*What is asked*.
Count the lines in the items below that contain the string "Legend", and reply with only that number.

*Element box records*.
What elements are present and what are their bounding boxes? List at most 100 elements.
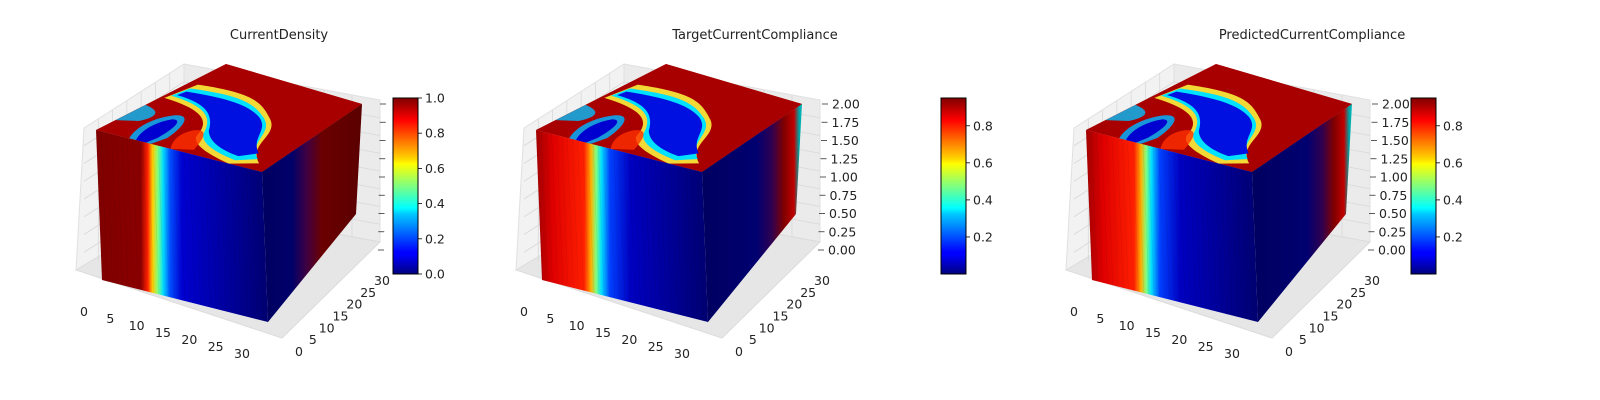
x-tick-label: 15: [595, 325, 611, 340]
x-tick-label: 5: [106, 311, 114, 326]
front-striation: [1230, 166, 1238, 317]
colorbar: [392, 97, 419, 275]
front-striation: [644, 157, 652, 308]
front-striation: [561, 136, 569, 287]
front-striation: [603, 147, 610, 298]
front-striation: [1215, 162, 1222, 313]
front-striation: [582, 141, 589, 292]
front-striation: [1096, 132, 1103, 283]
front-striation: [173, 149, 181, 300]
x-tick-label: 10: [569, 318, 585, 333]
front-striation: [1189, 156, 1197, 307]
front-striation: [157, 145, 165, 296]
front-striation: [1241, 169, 1248, 320]
front-striation: [1210, 161, 1217, 312]
colorbar-tick-label: 0.6: [425, 161, 445, 176]
y-tick-label: 25: [1350, 285, 1366, 300]
x-tick-label: 20: [621, 332, 637, 347]
front-striation: [1179, 153, 1186, 304]
front-striation: [1127, 140, 1134, 291]
x-tick-label: 25: [1198, 339, 1214, 354]
y-tick-label: 15: [1323, 309, 1339, 324]
front-striation: [655, 160, 662, 311]
front-striation: [556, 135, 564, 286]
x-tick-label: 10: [129, 318, 145, 333]
y-tick-label: 15: [333, 309, 349, 324]
y-tick-label: 25: [800, 285, 816, 300]
z-tick-label: 0.75: [830, 188, 858, 203]
front-striation: [680, 166, 688, 317]
front-striation: [623, 152, 631, 303]
chart-title: TargetCurrentCompliance: [671, 28, 838, 43]
x-tick-label: 25: [648, 339, 664, 354]
front-striation: [608, 148, 615, 299]
y-tick-label: 0: [1285, 344, 1293, 359]
front-striation: [1225, 165, 1233, 316]
front-striation: [246, 168, 253, 319]
front-striation: [126, 137, 134, 288]
x-tick-label: 5: [1096, 311, 1104, 326]
z-tick-label: 1.00: [830, 170, 858, 185]
front-striation: [1153, 147, 1160, 298]
y-tick-label: 0: [735, 344, 743, 359]
front-striation: [1163, 149, 1171, 300]
y-tick-label: 30: [814, 273, 830, 288]
front-striation: [256, 170, 264, 321]
cube-side-face: [262, 104, 362, 322]
colorbar-tick-label: 0.8: [425, 126, 445, 141]
front-striation: [121, 136, 129, 287]
front-striation: [111, 133, 118, 284]
front-striation: [230, 164, 238, 315]
front-striation: [106, 132, 113, 283]
front-striation: [204, 157, 212, 308]
x-tick-label: 0: [80, 304, 88, 319]
front-striation: [147, 143, 155, 294]
colorbar-tick-label: 1.0: [425, 91, 445, 106]
front-striation: [152, 144, 160, 295]
colorbar-tick-label: 0.2: [425, 231, 445, 246]
front-striation: [1090, 131, 1098, 282]
front-striation: [618, 150, 626, 302]
front-striation: [587, 143, 595, 294]
front-striation: [551, 133, 558, 284]
y-tick-label: 30: [374, 273, 390, 288]
front-striation: [240, 166, 248, 317]
x-tick-label: 0: [1070, 304, 1078, 319]
x-tick-label: 15: [155, 325, 171, 340]
cube-front-face: [1086, 130, 1258, 322]
front-striation: [629, 153, 636, 304]
colorbar-tick-label: 0.0: [425, 267, 445, 282]
front-striation: [116, 135, 124, 286]
front-striation: [163, 147, 170, 298]
colorbar-tick-label: 0.2: [1443, 229, 1463, 244]
x-tick-label: 25: [208, 339, 224, 354]
front-striation: [225, 162, 232, 313]
front-striation: [142, 141, 149, 292]
front-striation: [686, 168, 693, 319]
front-striation: [1137, 143, 1145, 294]
z-tick-label: 1.00: [1380, 170, 1408, 185]
colorbar-tick-label: 0.4: [425, 196, 445, 211]
front-striation: [1246, 170, 1254, 321]
front-striation: [597, 145, 605, 296]
front-striation: [1142, 144, 1150, 295]
front-striation: [1173, 152, 1181, 303]
z-tick-label: 1.50: [1381, 133, 1409, 148]
z-tick-label: 1.75: [1382, 115, 1410, 130]
front-striation: [1111, 136, 1119, 287]
front-striation: [1122, 139, 1129, 290]
cube-front-face: [536, 130, 708, 322]
colorbar-tick-label: 0.6: [973, 155, 993, 170]
colorbar-tick-label: 0.4: [1443, 192, 1463, 207]
colorbar-tick-label: 0.6: [1443, 155, 1463, 170]
cube-side-face: [1252, 104, 1352, 322]
front-striation: [132, 139, 139, 290]
front-striation: [665, 162, 672, 313]
front-striation: [572, 139, 579, 290]
colorbar-tick-label: 0.2: [973, 229, 993, 244]
y-tick-label: 10: [1309, 320, 1325, 335]
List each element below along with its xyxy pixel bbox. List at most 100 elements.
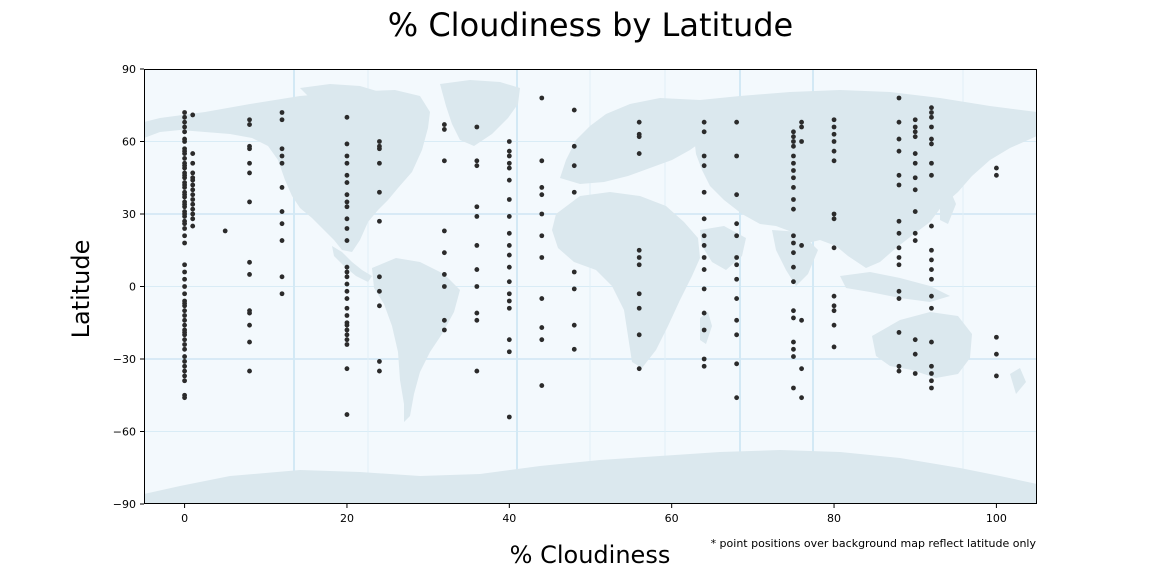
y-tick-label: −90 [113,498,136,511]
data-point [182,211,187,217]
data-point [247,160,252,166]
data-point [506,349,512,355]
data-point [506,148,512,154]
data-point [344,288,350,294]
data-point [831,158,837,164]
data-point [182,346,187,352]
data-point [994,351,999,357]
data-point [791,143,796,149]
data-point [831,211,837,217]
data-point [912,187,918,193]
data-point [896,230,902,236]
data-point [929,160,934,166]
data-point [929,124,934,130]
data-point [190,223,196,229]
data-point [896,136,902,142]
data-point [190,216,196,222]
data-point [701,153,707,159]
data-point [831,322,837,328]
data-point [182,363,187,369]
data-point [896,245,902,251]
data-point [344,327,350,333]
data-point [912,209,918,214]
data-point [831,131,837,137]
x-tick-label: 100 [986,512,1007,525]
data-point [929,293,934,299]
data-point [929,363,934,369]
data-point [247,368,252,374]
data-point [912,230,918,236]
data-point [182,322,187,328]
data-point [896,148,902,154]
data-point [701,255,707,260]
data-point [506,177,512,183]
data-point [506,197,512,202]
data-point [377,288,382,294]
data-point [182,262,187,268]
data-point [791,160,796,166]
data-point [182,182,187,188]
data-point [182,226,187,231]
data-point [506,153,512,159]
data-point [247,170,252,176]
data-point [831,148,837,154]
data-point [912,117,918,123]
data-point [701,119,707,125]
data-point [182,114,187,120]
data-point [539,192,545,198]
data-point [734,255,740,260]
data-point [279,185,285,190]
data-point [929,141,934,147]
data-point [929,305,934,311]
data-point [929,114,934,120]
data-point [831,293,837,299]
data-point [701,286,707,292]
data-point [912,151,918,156]
data-point [506,139,512,144]
data-point [896,95,902,101]
data-point [279,238,285,243]
data-point [791,168,796,173]
data-point [182,148,187,154]
data-point [182,156,187,161]
data-point [222,228,228,234]
data-point [571,346,577,352]
data-point [831,245,837,251]
data-point [344,226,350,231]
data-point [791,250,796,256]
data-point [190,151,196,156]
x-tick-label: 0 [181,512,188,525]
data-point [190,187,196,193]
data-point [539,185,545,190]
data-point [994,172,999,178]
data-point [190,170,196,176]
y-tick-label: −30 [113,353,136,366]
data-point [791,134,796,140]
data-point [344,305,350,311]
data-point [929,378,934,384]
data-point [344,238,350,243]
data-point [182,301,187,306]
data-point [182,337,187,343]
data-point [506,252,512,258]
data-point [182,342,187,347]
data-point [791,315,796,321]
data-point [441,122,447,127]
data-point [799,139,804,144]
data-point [344,322,350,328]
data-point [831,117,837,123]
data-point [896,363,902,369]
data-point [636,305,642,311]
data-point [734,153,740,159]
data-point [929,385,934,391]
data-point [344,366,350,372]
data-point [279,221,285,227]
data-point [929,105,934,111]
data-point [734,317,740,323]
world-map-background [144,69,1037,504]
data-point [734,262,740,268]
data-point [506,165,512,171]
data-point [636,262,642,268]
data-point [539,337,545,343]
data-point [734,221,740,227]
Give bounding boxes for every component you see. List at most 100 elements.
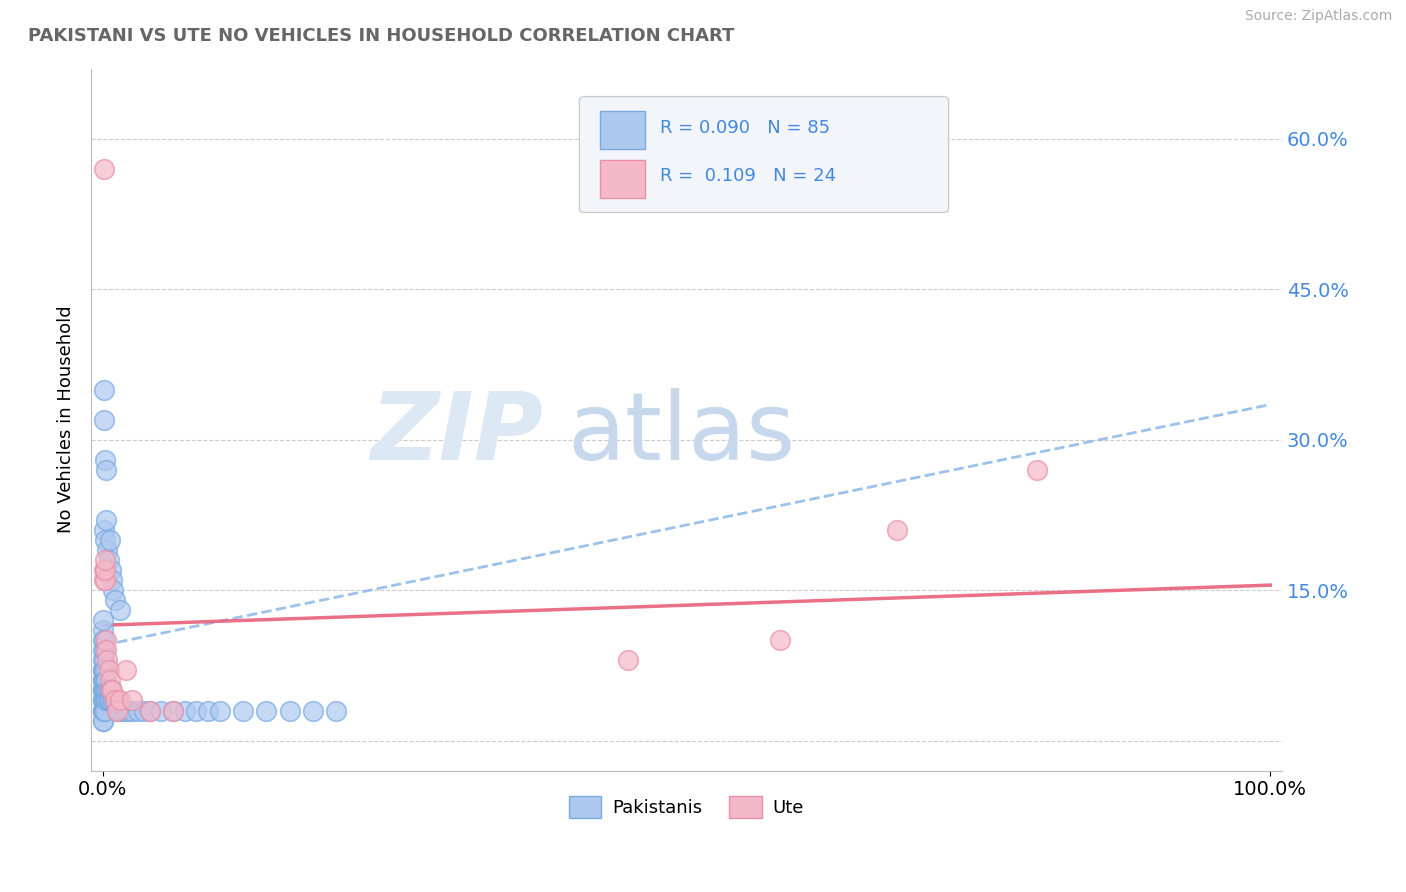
Point	[110, 603, 132, 617]
Point	[91, 704, 114, 718]
Point	[208, 704, 231, 718]
Point	[100, 563, 122, 577]
Point	[93, 563, 115, 577]
Point	[104, 693, 127, 707]
Point	[96, 673, 118, 688]
Text: Source: ZipAtlas.com: Source: ZipAtlas.com	[1244, 9, 1392, 23]
Point	[96, 513, 118, 527]
Point	[91, 704, 114, 718]
Point	[96, 463, 118, 477]
Point	[97, 683, 120, 698]
Point	[101, 573, 124, 587]
Point	[91, 714, 114, 728]
Point	[769, 633, 792, 648]
Point	[132, 704, 155, 718]
Point	[91, 683, 114, 698]
Point	[98, 533, 121, 547]
Point	[94, 553, 117, 567]
FancyBboxPatch shape	[599, 111, 645, 149]
Point	[162, 704, 184, 718]
Point	[98, 673, 121, 688]
Point	[121, 693, 143, 707]
Point	[93, 643, 115, 657]
Point	[91, 683, 114, 698]
Point	[150, 704, 173, 718]
Point	[91, 664, 114, 678]
Point	[96, 653, 118, 667]
Point	[103, 693, 125, 707]
Point	[186, 704, 208, 718]
Point	[91, 643, 114, 657]
Point	[96, 683, 118, 698]
Text: atlas: atlas	[568, 388, 796, 480]
Point	[93, 412, 115, 426]
Point	[96, 693, 118, 707]
Point	[91, 673, 114, 688]
Point	[111, 704, 134, 718]
Point	[617, 653, 640, 667]
Point	[103, 693, 125, 707]
Point	[101, 683, 124, 698]
Point	[94, 683, 117, 698]
Point	[98, 693, 121, 707]
Point	[91, 683, 114, 698]
Point	[96, 543, 118, 558]
Point	[197, 704, 219, 718]
Point	[93, 664, 115, 678]
Point	[94, 452, 117, 467]
Point	[115, 664, 138, 678]
Point	[91, 633, 114, 648]
Point	[94, 664, 117, 678]
FancyBboxPatch shape	[599, 160, 645, 198]
Point	[886, 523, 908, 537]
Point	[138, 704, 160, 718]
Point	[94, 704, 117, 718]
Point	[93, 704, 115, 718]
Point	[94, 693, 117, 707]
Point	[96, 633, 118, 648]
Point	[94, 563, 117, 577]
Text: ZIP: ZIP	[371, 388, 544, 480]
Point	[91, 624, 114, 638]
Point	[127, 704, 149, 718]
Point	[98, 683, 121, 698]
Point	[93, 693, 115, 707]
Point	[94, 533, 117, 547]
Point	[91, 714, 114, 728]
Point	[254, 704, 277, 718]
Point	[97, 553, 120, 567]
Legend: Pakistanis, Ute: Pakistanis, Ute	[562, 789, 811, 825]
Point	[91, 693, 114, 707]
Point	[325, 704, 347, 718]
Point	[110, 693, 132, 707]
Point	[103, 593, 125, 607]
Point	[96, 683, 118, 698]
Point	[162, 704, 184, 718]
Point	[103, 693, 125, 707]
FancyBboxPatch shape	[579, 96, 949, 212]
Point	[105, 704, 128, 718]
Point	[117, 704, 139, 718]
Point	[96, 693, 118, 707]
Point	[107, 693, 129, 707]
Y-axis label: No Vehicles in Household: No Vehicles in Household	[58, 306, 75, 533]
Text: R = 0.090   N = 85: R = 0.090 N = 85	[661, 119, 831, 137]
Point	[96, 643, 118, 657]
Point	[93, 383, 115, 397]
Point	[115, 704, 138, 718]
Point	[91, 673, 114, 688]
Point	[97, 693, 120, 707]
Point	[278, 704, 301, 718]
Point	[91, 693, 114, 707]
Text: R =  0.109   N = 24: R = 0.109 N = 24	[661, 167, 837, 185]
Point	[302, 704, 325, 718]
Point	[91, 704, 114, 718]
Text: PAKISTANI VS UTE NO VEHICLES IN HOUSEHOLD CORRELATION CHART: PAKISTANI VS UTE NO VEHICLES IN HOUSEHOL…	[28, 27, 734, 45]
Point	[91, 664, 114, 678]
Point	[100, 683, 122, 698]
Point	[94, 673, 117, 688]
Point	[93, 161, 115, 176]
Point	[91, 613, 114, 627]
Point	[121, 704, 143, 718]
Point	[91, 653, 114, 667]
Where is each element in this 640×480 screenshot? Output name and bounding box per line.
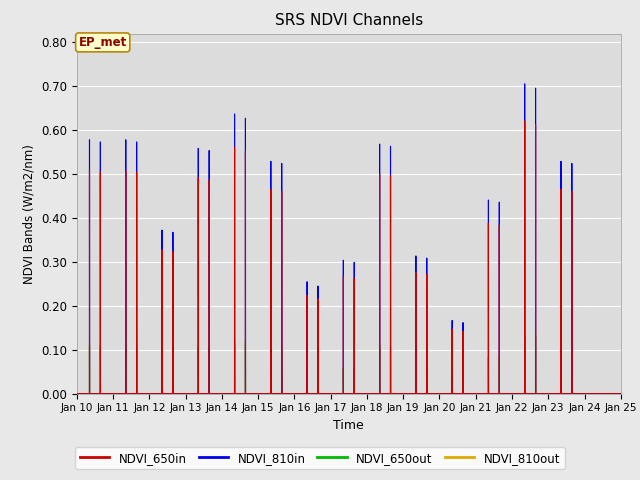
Text: EP_met: EP_met: [79, 36, 127, 49]
X-axis label: Time: Time: [333, 419, 364, 432]
Legend: NDVI_650in, NDVI_810in, NDVI_650out, NDVI_810out: NDVI_650in, NDVI_810in, NDVI_650out, NDV…: [75, 447, 565, 469]
Y-axis label: NDVI Bands (W/m2/nm): NDVI Bands (W/m2/nm): [22, 144, 36, 284]
Title: SRS NDVI Channels: SRS NDVI Channels: [275, 13, 423, 28]
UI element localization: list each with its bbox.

*Solution to this problem*.
2